* _AIM OF THE EXERCISE_
Exclude the pictures, then copy all remaining records exactly.
>> BEGIN LISTED RECORDS
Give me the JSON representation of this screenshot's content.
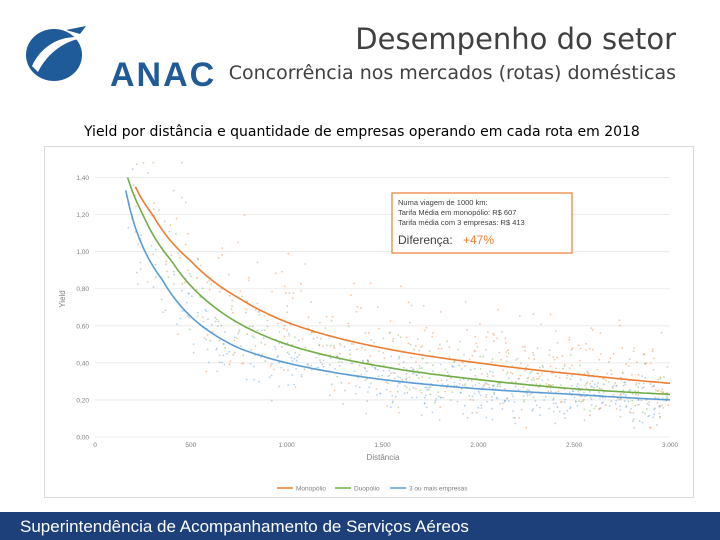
{
  "header": {
    "logo_text": "ANAC",
    "title": "Desempenho do setor",
    "subtitle": "Concorrência nos mercados (rotas) domésticas"
  },
  "chart_caption": "Yield por distância e quantidade de empresas operando em cada rota em 2018",
  "footer": {
    "text": "Superintendência de Acompanhamento de Serviços Aéreos"
  },
  "colors": {
    "brand": "#1f5a99",
    "footer_bg": "#1d3f7a",
    "monopolio": "#ed7d31",
    "duopolio": "#70ad47",
    "tres_ou_mais": "#5b9bd5"
  },
  "icons": {
    "logo": "anac-airplane-swoosh-icon"
  },
  "chart_data": {
    "type": "scatter",
    "xlabel": "Distância",
    "ylabel": "Yield",
    "xlim": [
      0,
      3000
    ],
    "ylim": [
      0,
      1.5
    ],
    "x_ticks": [
      0,
      500,
      1000,
      1500,
      2000,
      2500,
      3000
    ],
    "x_tick_labels": [
      "0",
      "500",
      "1.000",
      "1.500",
      "2.000",
      "2.500",
      "3.000"
    ],
    "y_ticks": [
      0,
      0.2,
      0.4,
      0.6,
      0.8,
      1.0,
      1.2,
      1.4
    ],
    "y_tick_labels": [
      "0,00",
      "0,20",
      "0,40",
      "0,60",
      "0,80",
      "1,00",
      "1,20",
      "1,40"
    ],
    "grid": "horizontal",
    "legend_position": "bottom",
    "series": [
      {
        "name": "Monopólio",
        "color": "#ed7d31",
        "trend": [
          [
            210,
            1.35
          ],
          [
            300,
            1.2
          ],
          [
            500,
            0.95
          ],
          [
            750,
            0.75
          ],
          [
            1000,
            0.62
          ],
          [
            1500,
            0.48
          ],
          [
            2000,
            0.4
          ],
          [
            2500,
            0.34
          ],
          [
            3000,
            0.29
          ]
        ]
      },
      {
        "name": "Duopólio",
        "color": "#70ad47",
        "trend": [
          [
            170,
            1.4
          ],
          [
            250,
            1.2
          ],
          [
            400,
            0.95
          ],
          [
            600,
            0.72
          ],
          [
            1000,
            0.5
          ],
          [
            1500,
            0.38
          ],
          [
            2000,
            0.31
          ],
          [
            2500,
            0.26
          ],
          [
            3000,
            0.23
          ]
        ]
      },
      {
        "name": "3 ou mais empresas",
        "color": "#5b9bd5",
        "trend": [
          [
            160,
            1.33
          ],
          [
            220,
            1.1
          ],
          [
            350,
            0.85
          ],
          [
            500,
            0.65
          ],
          [
            750,
            0.48
          ],
          [
            1000,
            0.4
          ],
          [
            1500,
            0.31
          ],
          [
            2000,
            0.26
          ],
          [
            2500,
            0.23
          ],
          [
            3000,
            0.2
          ]
        ]
      }
    ],
    "annotation": {
      "line1": "Numa viagem de 1000 km:",
      "line2": "Tarifa Média em monopólio: R$ 607",
      "line3": "Tarifa média com 3 empresas: R$ 413",
      "diff_label": "Diferença:",
      "diff_value": "+47%"
    }
  }
}
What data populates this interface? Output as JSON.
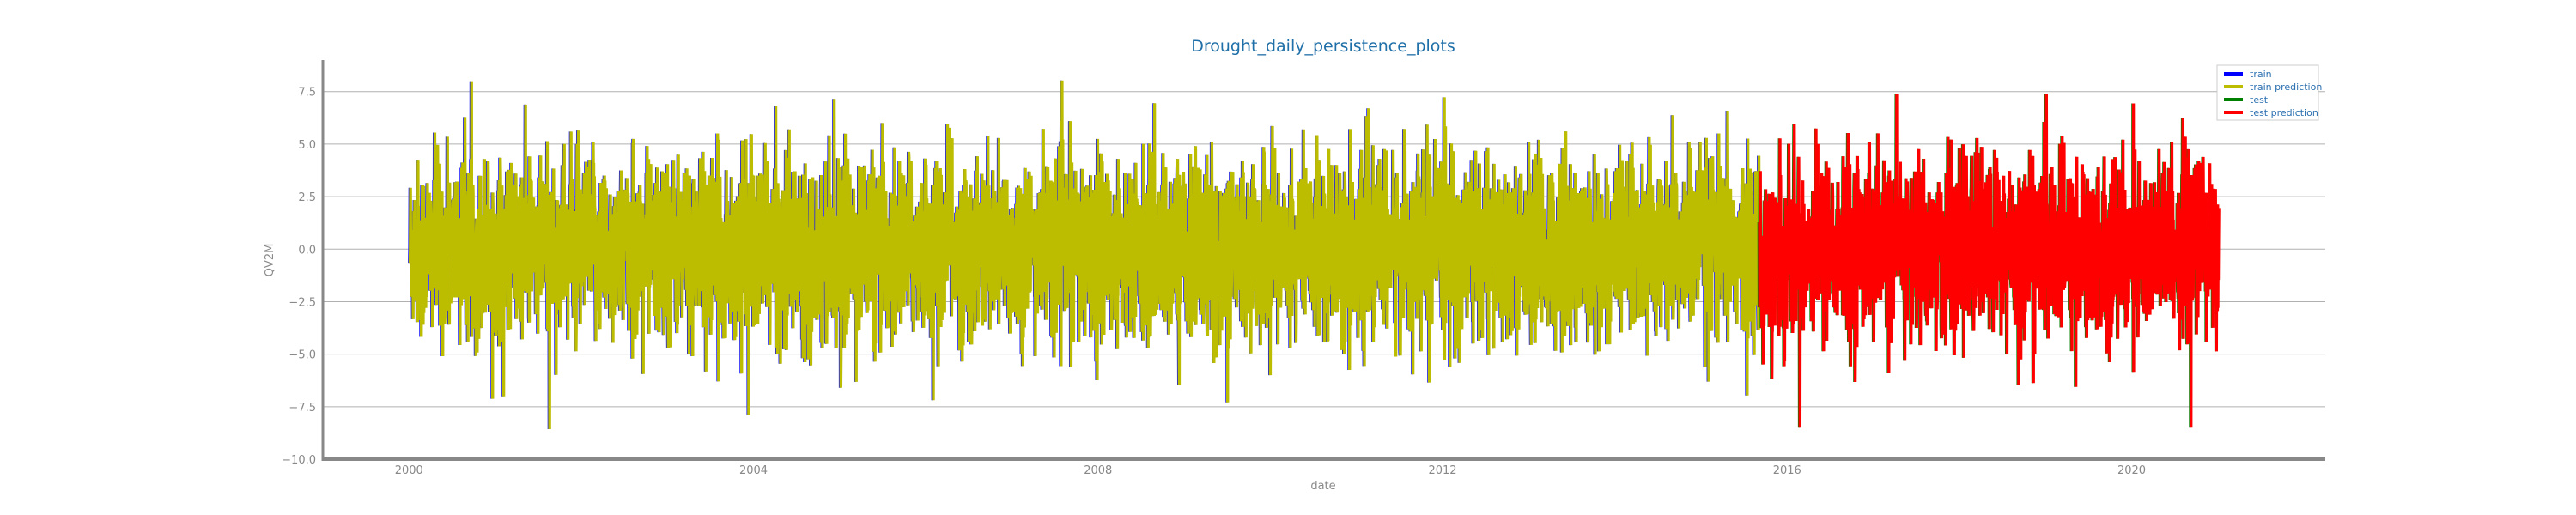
>> END LISTED RECORDS
* _SOLUTION FOR THIS TASK_
Give me the JSON representation of this screenshot's content.
{
  "header": {
    "logo_text": "ANAC",
    "title": "Desempenho do setor",
    "subtitle": "Concorrência nos mercados (rotas) domésticas"
  },
  "chart_caption": "Yield por distância e quantidade de empresas operando em cada rota em 2018",
  "footer": {
    "text": "Superintendência de Acompanhamento de Serviços Aéreos"
  },
  "colors": {
    "brand": "#1f5a99",
    "footer_bg": "#1d3f7a",
    "monopolio": "#ed7d31",
    "duopolio": "#70ad47",
    "tres_ou_mais": "#5b9bd5"
  },
  "icons": {
    "logo": "anac-airplane-swoosh-icon"
  },
  "chart_data": {
    "type": "scatter",
    "xlabel": "Distância",
    "ylabel": "Yield",
    "xlim": [
      0,
      3000
    ],
    "ylim": [
      0,
      1.5
    ],
    "x_ticks": [
      0,
      500,
      1000,
      1500,
      2000,
      2500,
      3000
    ],
    "x_tick_labels": [
      "0",
      "500",
      "1.000",
      "1.500",
      "2.000",
      "2.500",
      "3.000"
    ],
    "y_ticks": [
      0,
      0.2,
      0.4,
      0.6,
      0.8,
      1.0,
      1.2,
      1.4
    ],
    "y_tick_labels": [
      "0,00",
      "0,20",
      "0,40",
      "0,60",
      "0,80",
      "1,00",
      "1,20",
      "1,40"
    ],
    "grid": "horizontal",
    "legend_position": "bottom",
    "series": [
      {
        "name": "Monopólio",
        "color": "#ed7d31",
        "trend": [
          [
            210,
            1.35
          ],
          [
            300,
            1.2
          ],
          [
            500,
            0.95
          ],
          [
            750,
            0.75
          ],
          [
            1000,
            0.62
          ],
          [
            1500,
            0.48
          ],
          [
            2000,
            0.4
          ],
          [
            2500,
            0.34
          ],
          [
            3000,
            0.29
          ]
        ]
      },
      {
        "name": "Duopólio",
        "color": "#70ad47",
        "trend": [
          [
            170,
            1.4
          ],
          [
            250,
            1.2
          ],
          [
            400,
            0.95
          ],
          [
            600,
            0.72
          ],
          [
            1000,
            0.5
          ],
          [
            1500,
            0.38
          ],
          [
            2000,
            0.31
          ],
          [
            2500,
            0.26
          ],
          [
            3000,
            0.23
          ]
        ]
      },
      {
        "name": "3 ou mais empresas",
        "color": "#5b9bd5",
        "trend": [
          [
            160,
            1.33
          ],
          [
            220,
            1.1
          ],
          [
            350,
            0.85
          ],
          [
            500,
            0.65
          ],
          [
            750,
            0.48
          ],
          [
            1000,
            0.4
          ],
          [
            1500,
            0.31
          ],
          [
            2000,
            0.26
          ],
          [
            2500,
            0.23
          ],
          [
            3000,
            0.2
          ]
        ]
      }
    ],
    "annotation": {
      "line1": "Numa viagem de 1000 km:",
      "line2": "Tarifa Média em monopólio: R$ 607",
      "line3": "Tarifa média com 3 empresas: R$ 413",
      "diff_label": "Diferença:",
      "diff_value": "+47%"
    }
  }
}
What data populates this interface? Output as JSON.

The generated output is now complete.